→ WORK REQUIRED
In the records below, pick out all lines containing the word "Section".

%%

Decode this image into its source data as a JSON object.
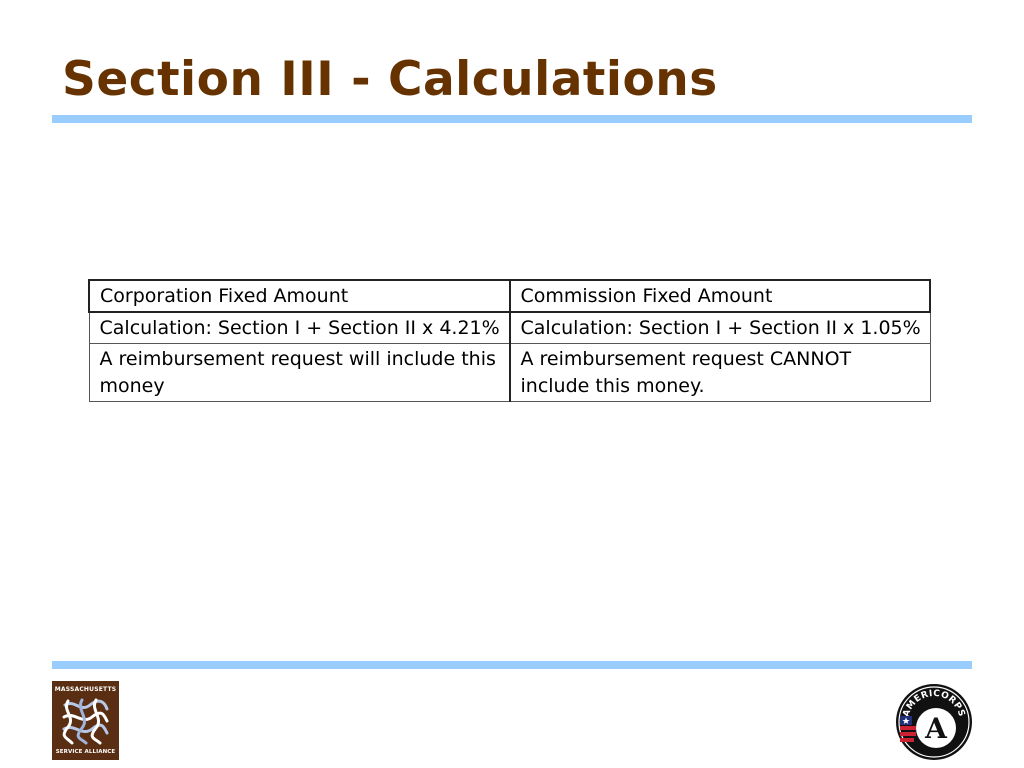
{
  "slide": {
    "title": "Section III - Calculations"
  },
  "table": {
    "headers": [
      "Corporation Fixed Amount",
      "Commission Fixed Amount"
    ],
    "rows": [
      [
        "Calculation: Section I + Section II x 4.21%",
        "Calculation: Section I + Section II x 1.05%"
      ],
      [
        "A reimbursement request will include this money",
        "A reimbursement request CANNOT include this money."
      ]
    ]
  },
  "footer": {
    "left_logo": {
      "icon": "massachusetts-service-alliance-logo",
      "line1": "MASSACHUSETTS",
      "line2": "SERVICE ALLIANCE"
    },
    "right_logo": {
      "icon": "americorps-logo",
      "text": "AMERICORPS",
      "letter": "A"
    }
  },
  "colors": {
    "title": "#663300",
    "rule": "#99ccff",
    "logo_background": "#5a2e12"
  }
}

%%

→ EXPECTED ANSWER
    "title": "Section III - Calculations"
        "Calculation: Section I + Section II x 4.21%",
        "Calculation: Section I + Section II x 1.05%"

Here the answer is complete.